#### Exercise description:
Reproduce the records below in their entirety, character for character.

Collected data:

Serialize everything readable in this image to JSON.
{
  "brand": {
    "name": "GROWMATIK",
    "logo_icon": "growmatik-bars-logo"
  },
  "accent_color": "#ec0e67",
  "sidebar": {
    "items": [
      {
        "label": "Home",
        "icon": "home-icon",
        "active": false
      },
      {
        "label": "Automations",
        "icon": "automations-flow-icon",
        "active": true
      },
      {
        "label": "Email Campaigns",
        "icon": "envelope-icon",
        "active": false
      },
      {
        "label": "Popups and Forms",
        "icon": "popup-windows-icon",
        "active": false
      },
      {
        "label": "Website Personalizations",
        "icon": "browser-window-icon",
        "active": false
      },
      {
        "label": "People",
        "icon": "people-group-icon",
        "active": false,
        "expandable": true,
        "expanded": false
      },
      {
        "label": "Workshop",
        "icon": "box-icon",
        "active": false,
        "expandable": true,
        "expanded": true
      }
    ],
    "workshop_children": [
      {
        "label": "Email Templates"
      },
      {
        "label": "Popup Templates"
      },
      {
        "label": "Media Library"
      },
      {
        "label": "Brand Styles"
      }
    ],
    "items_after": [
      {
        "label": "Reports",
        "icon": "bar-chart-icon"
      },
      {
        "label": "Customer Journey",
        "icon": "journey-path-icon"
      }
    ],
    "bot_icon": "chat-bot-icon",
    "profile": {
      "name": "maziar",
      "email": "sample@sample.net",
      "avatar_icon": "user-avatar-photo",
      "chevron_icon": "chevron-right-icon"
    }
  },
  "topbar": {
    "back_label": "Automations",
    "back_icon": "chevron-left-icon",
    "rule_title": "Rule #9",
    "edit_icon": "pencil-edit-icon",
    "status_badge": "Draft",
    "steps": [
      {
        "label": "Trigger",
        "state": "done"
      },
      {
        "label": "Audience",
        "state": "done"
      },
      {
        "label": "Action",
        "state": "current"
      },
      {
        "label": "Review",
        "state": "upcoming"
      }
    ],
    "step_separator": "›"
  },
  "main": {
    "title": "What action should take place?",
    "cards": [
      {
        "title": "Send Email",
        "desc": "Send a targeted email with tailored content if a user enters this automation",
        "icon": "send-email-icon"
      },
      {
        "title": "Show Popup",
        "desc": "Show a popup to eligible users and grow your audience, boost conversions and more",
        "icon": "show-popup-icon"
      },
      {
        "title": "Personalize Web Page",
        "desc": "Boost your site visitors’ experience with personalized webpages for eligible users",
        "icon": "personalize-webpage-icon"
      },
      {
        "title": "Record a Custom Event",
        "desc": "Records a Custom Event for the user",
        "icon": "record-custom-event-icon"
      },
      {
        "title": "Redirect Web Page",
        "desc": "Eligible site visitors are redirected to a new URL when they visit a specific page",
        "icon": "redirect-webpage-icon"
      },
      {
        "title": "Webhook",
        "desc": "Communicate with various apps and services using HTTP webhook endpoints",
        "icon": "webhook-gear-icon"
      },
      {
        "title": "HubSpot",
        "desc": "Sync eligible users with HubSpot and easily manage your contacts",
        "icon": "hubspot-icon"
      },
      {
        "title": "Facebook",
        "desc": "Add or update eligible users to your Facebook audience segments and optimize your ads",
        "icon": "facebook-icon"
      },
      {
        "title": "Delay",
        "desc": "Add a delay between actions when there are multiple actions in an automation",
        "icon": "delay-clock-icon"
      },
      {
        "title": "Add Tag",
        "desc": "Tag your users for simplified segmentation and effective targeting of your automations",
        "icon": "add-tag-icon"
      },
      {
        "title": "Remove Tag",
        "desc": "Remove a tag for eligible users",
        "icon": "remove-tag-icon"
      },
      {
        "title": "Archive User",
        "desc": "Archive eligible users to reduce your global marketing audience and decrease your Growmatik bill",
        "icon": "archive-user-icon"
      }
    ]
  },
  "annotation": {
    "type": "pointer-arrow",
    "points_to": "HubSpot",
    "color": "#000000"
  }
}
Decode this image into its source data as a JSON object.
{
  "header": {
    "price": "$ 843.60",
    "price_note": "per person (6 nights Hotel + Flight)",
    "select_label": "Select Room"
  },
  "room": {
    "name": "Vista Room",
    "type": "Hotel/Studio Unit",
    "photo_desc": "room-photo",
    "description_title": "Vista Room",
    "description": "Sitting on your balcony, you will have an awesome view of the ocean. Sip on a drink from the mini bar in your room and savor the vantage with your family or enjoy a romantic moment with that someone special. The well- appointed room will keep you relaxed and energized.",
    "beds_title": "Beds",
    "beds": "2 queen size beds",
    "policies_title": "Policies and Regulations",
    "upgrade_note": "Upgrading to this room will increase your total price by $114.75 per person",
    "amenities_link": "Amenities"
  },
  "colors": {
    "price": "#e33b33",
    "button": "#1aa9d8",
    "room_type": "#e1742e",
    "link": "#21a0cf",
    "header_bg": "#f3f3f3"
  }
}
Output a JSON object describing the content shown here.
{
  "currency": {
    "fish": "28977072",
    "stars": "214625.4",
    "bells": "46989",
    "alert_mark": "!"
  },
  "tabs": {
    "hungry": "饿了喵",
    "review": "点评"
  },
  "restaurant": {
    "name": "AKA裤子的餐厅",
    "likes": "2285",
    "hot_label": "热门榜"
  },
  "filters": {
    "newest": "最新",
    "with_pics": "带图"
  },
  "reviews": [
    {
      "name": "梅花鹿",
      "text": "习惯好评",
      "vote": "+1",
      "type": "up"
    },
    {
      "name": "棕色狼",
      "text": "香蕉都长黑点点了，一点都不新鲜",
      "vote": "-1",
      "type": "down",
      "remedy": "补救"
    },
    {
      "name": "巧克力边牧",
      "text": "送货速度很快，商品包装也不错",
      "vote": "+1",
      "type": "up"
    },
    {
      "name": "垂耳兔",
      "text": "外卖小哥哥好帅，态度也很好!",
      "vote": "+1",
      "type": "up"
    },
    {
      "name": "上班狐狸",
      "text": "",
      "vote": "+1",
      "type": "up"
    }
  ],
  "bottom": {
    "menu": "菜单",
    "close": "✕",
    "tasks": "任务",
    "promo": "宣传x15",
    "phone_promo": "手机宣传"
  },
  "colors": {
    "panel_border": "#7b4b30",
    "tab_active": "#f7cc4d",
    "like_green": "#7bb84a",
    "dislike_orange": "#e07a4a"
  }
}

#### Expected answer:
Serialize everything readable in this image to JSON.
{
  "brand": {
    "name": "GROWMATIK",
    "logo_icon": "growmatik-bars-logo"
  },
  "accent_color": "#ec0e67",
  "sidebar": {
    "items": [
      {
        "label": "Home",
        "icon": "home-icon",
        "active": false
      },
      {
        "label": "Automations",
        "icon": "automations-flow-icon",
        "active": true
      },
      {
        "label": "Email Campaigns",
        "icon": "envelope-icon",
        "active": false
      },
      {
        "label": "Popups and Forms",
        "icon": "popup-windows-icon",
        "active": false
      },
      {
        "label": "Website Personalizations",
        "icon": "browser-window-icon",
        "active": false
      },
      {
        "label": "People",
        "icon": "people-group-icon",
        "active": false,
        "expandable": true,
        "expanded": false
      },
      {
        "label": "Workshop",
        "icon": "box-icon",
        "active": false,
        "expandable": true,
        "expanded": true
      }
    ],
    "workshop_children": [
      {
        "label": "Email Templates"
      },
      {
        "label": "Popup Templates"
      },
      {
        "label": "Media Library"
      },
      {
        "label": "Brand Styles"
      }
    ],
    "items_after": [
      {
        "label": "Reports",
        "icon": "bar-chart-icon"
      },
      {
        "label": "Customer Journey",
        "icon": "journey-path-icon"
      }
    ],
    "bot_icon": "chat-bot-icon",
    "profile": {
      "name": "maziar",
      "email": "sample@sample.net",
      "avatar_icon": "user-avatar-photo",
      "chevron_icon": "chevron-right-icon"
    }
  },
  "topbar": {
    "back_label": "Automations",
    "back_icon": "chevron-left-icon",
    "rule_title": "Rule #9",
    "edit_icon": "pencil-edit-icon",
    "status_badge": "Draft",
    "steps": [
      {
        "label": "Trigger",
        "state": "done"
      },
      {
        "label": "Audience",
        "state": "done"
      },
      {
        "label": "Action",
        "state": "current"
      },
      {
        "label": "Review",
        "state": "upcoming"
      }
    ],
    "step_separator": "›"
  },
  "main": {
    "title": "What action should take place?",
    "cards": [
      {
        "title": "Send Email",
        "desc": "Send a targeted email with tailored content if a user enters this automation",
        "icon": "send-email-icon"
      },
      {
        "title": "Show Popup",
        "desc": "Show a popup to eligible users and grow your audience, boost conversions and more",
        "icon": "show-popup-icon"
      },
      {
        "title": "Personalize Web Page",
        "desc": "Boost your site visitors’ experience with personalized webpages for eligible users",
        "icon": "personalize-webpage-icon"
      },
      {
        "title": "Record a Custom Event",
        "desc": "Records a Custom Event for the user",
        "icon": "record-custom-event-icon"
      },
      {
        "title": "Redirect Web Page",
        "desc": "Eligible site visitors are redirected to a new URL when they visit a specific page",
        "icon": "redirect-webpage-icon"
      },
      {
        "title": "Webhook",
        "desc": "Communicate with various apps and services using HTTP webhook endpoints",
        "icon": "webhook-gear-icon"
      },
      {
        "title": "HubSpot",
        "desc": "Sync eligible users with HubSpot and easily manage your contacts",
        "icon": "hubspot-icon"
      },
      {
        "title": "Facebook",
        "desc": "Add or update eligible users to your Facebook audience segments and optimize your ads",
        "icon": "facebook-icon"
      },
      {
        "title": "Delay",
        "desc": "Add a delay between actions when there are multiple actions in an automation",
        "icon": "delay-clock-icon"
      },
      {
        "title": "Add Tag",
        "desc": "Tag your users for simplified segmentation and effective targeting of your automations",
        "icon": "add-tag-icon"
      },
      {
        "title": "Remove Tag",
        "desc": "Remove a tag for eligible users",
        "icon": "remove-tag-icon"
      },
      {
        "title": "Archive User",
        "desc": "Archive eligible users to reduce your global marketing audience and decrease your Growmatik bill",
        "icon": "archive-user-icon"
      }
    ]
  },
  "annotation": {
    "type": "pointer-arrow",
    "points_to": "HubSpot",
    "color": "#000000"
  }
}
Decode this image into its source data as a JSON object.
{
  "header": {
    "price": "$ 843.60",
    "price_note": "per person (6 nights Hotel + Flight)",
    "select_label": "Select Room"
  },
  "room": {
    "name": "Vista Room",
    "type": "Hotel/Studio Unit",
    "photo_desc": "room-photo",
    "description_title": "Vista Room",
    "description": "Sitting on your balcony, you will have an awesome view of the ocean. Sip on a drink from the mini bar in your room and savor the vantage with your family or enjoy a romantic moment with that someone special. The well- appointed room will keep you relaxed and energized.",
    "beds_title": "Beds",
    "beds": "2 queen size beds",
    "policies_title": "Policies and Regulations",
    "upgrade_note": "Upgrading to this room will increase your total price by $114.75 per person",
    "amenities_link": "Amenities"
  },
  "colors": {
    "price": "#e33b33",
    "button": "#1aa9d8",
    "room_type": "#e1742e",
    "link": "#21a0cf",
    "header_bg": "#f3f3f3"
  }
}
Output a JSON object describing the content shown here.
{
  "currency": {
    "fish": "28977072",
    "stars": "214625.4",
    "bells": "46989",
    "alert_mark": "!"
  },
  "tabs": {
    "hungry": "饿了喵",
    "review": "点评"
  },
  "restaurant": {
    "name": "AKA裤子的餐厅",
    "likes": "2285",
    "hot_label": "热门榜"
  },
  "filters": {
    "newest": "最新",
    "with_pics": "带图"
  },
  "reviews": [
    {
      "name": "梅花鹿",
      "text": "习惯好评",
      "vote": "+1",
      "type": "up"
    },
    {
      "name": "棕色狼",
      "text": "香蕉都长黑点点了，一点都不新鲜",
      "vote": "-1",
      "type": "down",
      "remedy": "补救"
    },
    {
      "name": "巧克力边牧",
      "text": "送货速度很快，商品包装也不错",
      "vote": "+1",
      "type": "up"
    },
    {
      "name": "垂耳兔",
      "text": "外卖小哥哥好帅，态度也很好!",
      "vote": "+1",
      "type": "up"
    },
    {
      "name": "上班狐狸",
      "text": "",
      "vote": "+1",
      "type": "up"
    }
  ],
  "bottom": {
    "menu": "菜单",
    "close": "✕",
    "tasks": "任务",
    "promo": "宣传x15",
    "phone_promo": "手机宣传"
  },
  "colors": {
    "panel_border": "#7b4b30",
    "tab_active": "#f7cc4d",
    "like_green": "#7bb84a",
    "dislike_orange": "#e07a4a"
  }
}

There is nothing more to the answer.